Exercise aim >>
Set each record down exactly, excluding all images.

BEGIN Data supplied

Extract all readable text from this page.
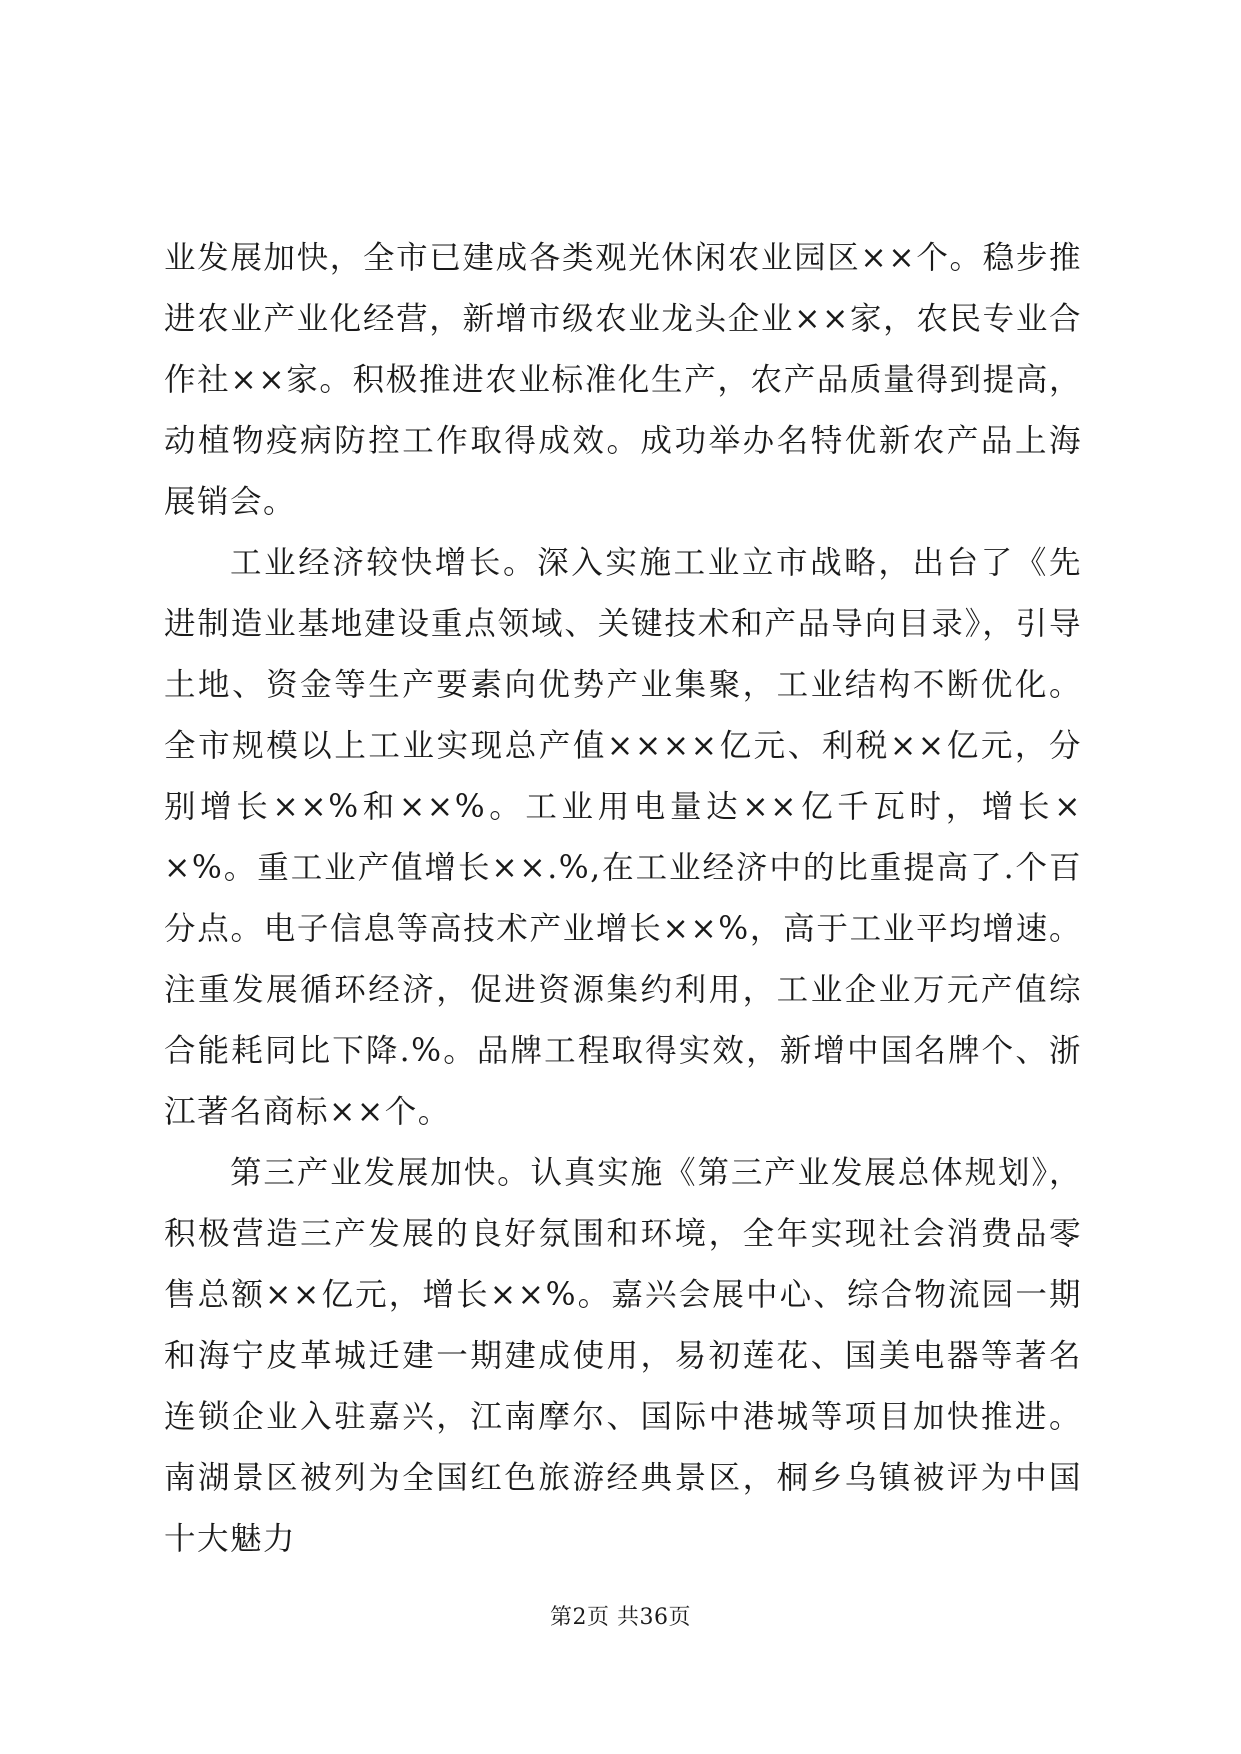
业发展加快，全市已建成各类观光休闲农业园区××个。稳步推进农业产业化经营，新增市级农业龙头企业××家，农民专业合作社××家。积极推进农业标准化生产，农产品质量得到提高，动植物疫病防控工作取得成效。成功举办名特优新农产品上海展销会。

工业经济较快增长。深入实施工业立市战略，出台了《先进制造业基地建设重点领域、关键技术和产品导向目录》，引导土地、资金等生产要素向优势产业集聚，工业结构不断优化。全市规模以上工业实现总产值××××亿元、利税××亿元，分别增长××%和××%。工业用电量达××亿千瓦时，增长××%。重工业产值增长××.%,在工业经济中的比重提高了.个百分点。电子信息等高技术产业增长××%，高于工业平均增速。注重发展循环经济，促进资源集约利用，工业企业万元产值综合能耗同比下降.%。品牌工程取得实效，新增中国名牌个、浙江著名商标××个。

第三产业发展加快。认真实施《第三产业发展总体规划》，积极营造三产发展的良好氛围和环境，全年实现社会消费品零售总额××亿元，增长××%。嘉兴会展中心、综合物流园一期和海宁皮革城迁建一期建成使用，易初莲花、国美电器等著名连锁企业入驻嘉兴，江南摩尔、国际中港城等项目加快推进。南湖景区被列为全国红色旅游经典景区，桐乡乌镇被评为中国十大魅力

第2页 共36页
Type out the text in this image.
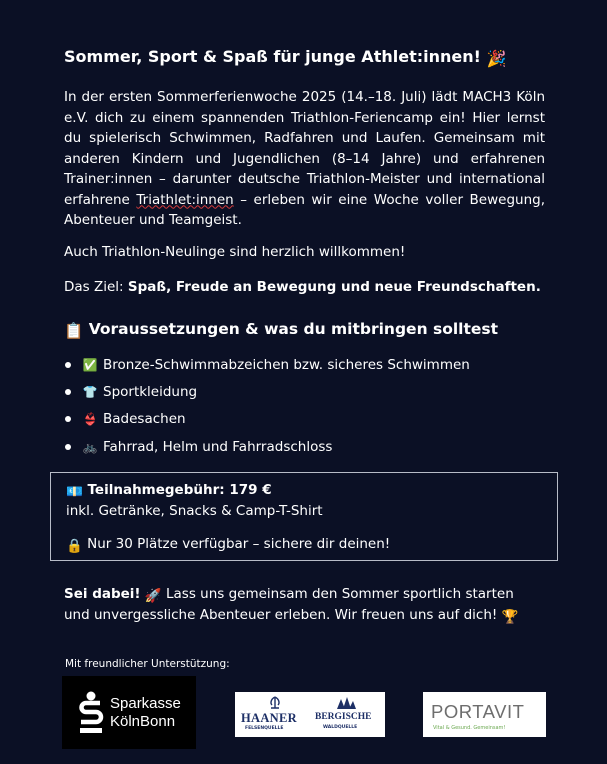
Sommer, Sport & Spaß für junge Athlet:innen! 🎉

In der ersten Sommerferienwoche 2025 (14.–18. Juli) lädt MACH3 Köln e.V. dich zu einem spannenden Triathlon-Feriencamp ein! Hier lernst du spielerisch Schwimmen, Radfahren und Laufen. Gemeinsam mit anderen Kindern und Jugendlichen (8–14 Jahre) und erfahrenen Trainer:innen – darunter deutsche Triathlon-Meister und international erfahrene Triathlet:innen – erleben wir eine Woche voller Bewegung, Abenteuer und Teamgeist.

Auch Triathlon-Neulinge sind herzlich willkommen!

Das Ziel: Spaß, Freude an Bewegung und neue Freundschaften.

📋 Voraussetzungen & was du mitbringen solltest
✅ Bronze-Schwimmabzeichen bzw. sicheres Schwimmen
👕 Sportkleidung
👙 Badesachen
🚲 Fahrrad, Helm und Fahrradschloss
💶 Teilnahmegebühr: 179 €
inkl. Getränke, Snacks & Camp-T-Shirt
🔒 Nur 30 Plätze verfügbar – sichere dir deinen!

Sei dabei! 🚀 Lass uns gemeinsam den Sommer sportlich starten
und unvergessliche Abenteuer erleben. Wir freuen uns auf dich! 🏆

Mit freundlicher Unterstützung:
Sparkasse
KölnBonn	HAANER
FELSENQUELLE
BERGISCHE
WALDQUELLE
PORTAVIT
Vital & Gesund. Gemeinsam!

END Data supplied

Correct result >>
Extract all readable text from this page.
业发展加快，全市已建成各类观光休闲农业园区××个。稳步推进农业产业化经营，新增市级农业龙头企业××家，农民专业合作社××家。积极推进农业标准化生产，农产品质量得到提高，动植物疫病防控工作取得成效。成功举办名特优新农产品上海展销会。

工业经济较快增长。深入实施工业立市战略，出台了《先进制造业基地建设重点领域、关键技术和产品导向目录》，引导土地、资金等生产要素向优势产业集聚，工业结构不断优化。全市规模以上工业实现总产值××××亿元、利税××亿元，分别增长××%和××%。工业用电量达××亿千瓦时，增长××%。重工业产值增长××.%,在工业经济中的比重提高了.个百分点。电子信息等高技术产业增长××%，高于工业平均增速。注重发展循环经济，促进资源集约利用，工业企业万元产值综合能耗同比下降.%。品牌工程取得实效，新增中国名牌个、浙江著名商标××个。

第三产业发展加快。认真实施《第三产业发展总体规划》，积极营造三产发展的良好氛围和环境，全年实现社会消费品零售总额××亿元，增长××%。嘉兴会展中心、综合物流园一期和海宁皮革城迁建一期建成使用，易初莲花、国美电器等著名连锁企业入驻嘉兴，江南摩尔、国际中港城等项目加快推进。南湖景区被列为全国红色旅游经典景区，桐乡乌镇被评为中国十大魅力

第2页 共36页
Type out the text in this image.
Sommer, Sport & Spaß für junge Athlet:innen! 🎉

In der ersten Sommerferienwoche 2025 (14.–18. Juli) lädt MACH3 Köln e.V. dich zu einem spannenden Triathlon-Feriencamp ein! Hier lernst du spielerisch Schwimmen, Radfahren und Laufen. Gemeinsam mit anderen Kindern und Jugendlichen (8–14 Jahre) und erfahrenen Trainer:innen – darunter deutsche Triathlon-Meister und international erfahrene Triathlet:innen – erleben wir eine Woche voller Bewegung, Abenteuer und Teamgeist.

Auch Triathlon-Neulinge sind herzlich willkommen!

Das Ziel: Spaß, Freude an Bewegung und neue Freundschaften.

📋 Voraussetzungen & was du mitbringen solltest
✅ Bronze-Schwimmabzeichen bzw. sicheres Schwimmen
👕 Sportkleidung
👙 Badesachen
🚲 Fahrrad, Helm und Fahrradschloss
💶 Teilnahmegebühr: 179 €
inkl. Getränke, Snacks & Camp-T-Shirt
🔒 Nur 30 Plätze verfügbar – sichere dir deinen!

Sei dabei! 🚀 Lass uns gemeinsam den Sommer sportlich starten
und unvergessliche Abenteuer erleben. Wir freuen uns auf dich! 🏆

Mit freundlicher Unterstützung:
Sparkasse
KölnBonn	HAANER
FELSENQUELLE
BERGISCHE
WALDQUELLE
PORTAVIT
Vital & Gesund. Gemeinsam!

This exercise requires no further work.